### SELECTED EXTRACT
= = = = = = =
This matter involved a 53 year old lifelong incompetent patient who developed aspiration
Pneumonia and required a ventilator in order to breathe. The plenary guardians sought approval to remove the ventilator and asserted that they had the same powers as guardians as “a health agent” in order to make this decision. The Supreme Court decided this matter in the case of In Re: D.L.H. 2 A.3rd 505 (Pa. 2010).

In this case more specifically D.L.H. had suffered from what had been deemed profound mental retardation since birth, and his parents were acting as the plenary guardians/parental life- time guardians. The situation culminated when D.L.H. contracted pneumonia, and the treating physician of D.L.H. determined that a mechanical ventilator was necessary in order to keep him alive. The parents, in their role of plenary guardians, did not believe that it was in their son’s best interest to have that ventilator, and wished to have it not placed and/or removed. Factually, prior to this case working its way through the court system, after being on the ventilator for a number of weeks D.L.H.’s condition improved and it was no longer necessary for him to be on a ventilator.

The Supreme Court in this matter looked at two issues in determining whether the plenary guardians had the right to refuse life preserving medical treatment:

  1. The Health Care Agent’s and Without Representatives Act, 20 Pa. C.S. Section 5451-5471, has a provision which requires that health care providers provide care necessary to preserve the patient’s life when the patient has neither an end stage medical condition or is permanently unconscious.
= = = = = = =
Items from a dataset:
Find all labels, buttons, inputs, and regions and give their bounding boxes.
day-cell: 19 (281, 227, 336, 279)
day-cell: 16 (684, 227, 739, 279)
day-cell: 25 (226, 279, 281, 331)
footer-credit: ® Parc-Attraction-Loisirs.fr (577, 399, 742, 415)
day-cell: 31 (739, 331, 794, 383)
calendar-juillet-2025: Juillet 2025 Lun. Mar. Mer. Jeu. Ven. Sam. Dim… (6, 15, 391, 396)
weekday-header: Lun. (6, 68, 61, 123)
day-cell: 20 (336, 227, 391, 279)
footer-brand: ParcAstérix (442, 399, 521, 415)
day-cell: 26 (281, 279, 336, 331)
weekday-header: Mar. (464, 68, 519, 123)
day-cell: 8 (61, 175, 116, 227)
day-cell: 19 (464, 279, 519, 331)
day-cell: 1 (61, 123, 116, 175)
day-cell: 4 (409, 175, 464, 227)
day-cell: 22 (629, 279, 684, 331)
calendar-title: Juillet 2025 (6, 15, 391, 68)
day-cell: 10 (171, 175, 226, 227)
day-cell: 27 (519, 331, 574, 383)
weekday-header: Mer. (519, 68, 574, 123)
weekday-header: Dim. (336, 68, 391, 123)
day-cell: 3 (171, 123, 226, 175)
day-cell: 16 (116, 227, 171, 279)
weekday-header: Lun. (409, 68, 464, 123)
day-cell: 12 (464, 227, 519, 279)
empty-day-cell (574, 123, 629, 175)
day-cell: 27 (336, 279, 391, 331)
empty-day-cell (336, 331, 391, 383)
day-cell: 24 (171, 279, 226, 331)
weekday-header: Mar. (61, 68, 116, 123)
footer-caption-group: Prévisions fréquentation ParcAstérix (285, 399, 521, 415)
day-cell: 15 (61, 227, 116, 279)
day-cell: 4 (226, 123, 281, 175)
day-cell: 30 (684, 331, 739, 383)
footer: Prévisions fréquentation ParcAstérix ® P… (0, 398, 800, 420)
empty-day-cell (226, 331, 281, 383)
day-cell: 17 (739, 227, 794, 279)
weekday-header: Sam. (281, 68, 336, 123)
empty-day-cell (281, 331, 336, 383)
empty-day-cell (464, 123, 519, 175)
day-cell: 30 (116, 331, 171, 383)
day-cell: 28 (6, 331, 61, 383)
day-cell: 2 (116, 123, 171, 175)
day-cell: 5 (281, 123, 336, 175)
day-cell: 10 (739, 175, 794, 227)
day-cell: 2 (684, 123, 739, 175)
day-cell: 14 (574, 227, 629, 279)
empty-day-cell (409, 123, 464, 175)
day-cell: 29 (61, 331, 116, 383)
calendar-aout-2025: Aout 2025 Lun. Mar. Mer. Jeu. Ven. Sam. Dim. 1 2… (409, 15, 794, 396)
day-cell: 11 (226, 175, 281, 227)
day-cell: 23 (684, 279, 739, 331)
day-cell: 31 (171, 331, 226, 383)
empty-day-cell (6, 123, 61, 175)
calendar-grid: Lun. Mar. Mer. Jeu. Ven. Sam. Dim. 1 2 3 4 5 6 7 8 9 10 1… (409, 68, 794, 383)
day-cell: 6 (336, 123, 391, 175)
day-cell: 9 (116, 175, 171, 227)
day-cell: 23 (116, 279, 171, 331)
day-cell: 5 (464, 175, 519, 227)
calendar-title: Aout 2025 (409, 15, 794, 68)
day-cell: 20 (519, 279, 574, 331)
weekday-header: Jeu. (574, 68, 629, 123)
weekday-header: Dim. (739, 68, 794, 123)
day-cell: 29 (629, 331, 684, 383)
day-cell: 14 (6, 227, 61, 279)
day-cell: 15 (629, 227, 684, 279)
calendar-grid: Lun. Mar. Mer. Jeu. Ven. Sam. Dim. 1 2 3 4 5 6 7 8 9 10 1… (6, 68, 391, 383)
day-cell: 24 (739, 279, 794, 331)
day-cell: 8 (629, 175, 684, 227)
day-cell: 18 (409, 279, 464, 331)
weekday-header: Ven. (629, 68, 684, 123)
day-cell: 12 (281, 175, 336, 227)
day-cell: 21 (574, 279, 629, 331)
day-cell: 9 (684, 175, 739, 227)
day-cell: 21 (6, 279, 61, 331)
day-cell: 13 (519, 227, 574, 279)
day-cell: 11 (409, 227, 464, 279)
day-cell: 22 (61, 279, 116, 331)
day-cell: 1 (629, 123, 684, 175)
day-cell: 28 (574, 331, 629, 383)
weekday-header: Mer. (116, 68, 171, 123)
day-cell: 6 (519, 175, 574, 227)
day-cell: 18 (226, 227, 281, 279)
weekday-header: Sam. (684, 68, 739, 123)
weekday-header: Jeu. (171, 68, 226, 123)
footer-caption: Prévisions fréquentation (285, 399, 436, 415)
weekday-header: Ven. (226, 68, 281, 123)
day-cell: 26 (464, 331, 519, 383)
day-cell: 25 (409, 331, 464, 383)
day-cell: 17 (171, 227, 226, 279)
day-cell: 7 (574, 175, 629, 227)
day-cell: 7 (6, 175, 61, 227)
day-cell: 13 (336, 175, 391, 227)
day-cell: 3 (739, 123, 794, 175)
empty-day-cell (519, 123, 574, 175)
= = = = = = =
### WHAT YOU WILL DO
Pick up the summary of the D.L.H. guardianship case right after its last sentence and carry it on.

### ANSWER SECTION
  2. Under 20 Pa. Section 5462© (1), the sole exception is if the patient is competent and objects or if the health care agent objects pursuant to a health care power of attorney or a living will.

Basically, in order to appoint a health care agent, the patient must have been competent at some point, which he was not in this case. The Supreme Court held that a plenary guardian can never refuse life sustaining treatment for an incompetent person who is not in an end stage medical condition or in a permanent vegetative state, and the plenary guardian cannot refuse this life preserving medical treatment on behalf of a person who lacks or has always lacked the capacity to make such personal health decisions under the circumstances.

Therefore, in a situation such as this when a person is not in an end stage medical condition or in a persistent vegetative state, and the person prior to that time had never expressed any type of directive on life saving treatment, it is not within the purview of the plenary guardian to make the decision to withhold life saving treatment.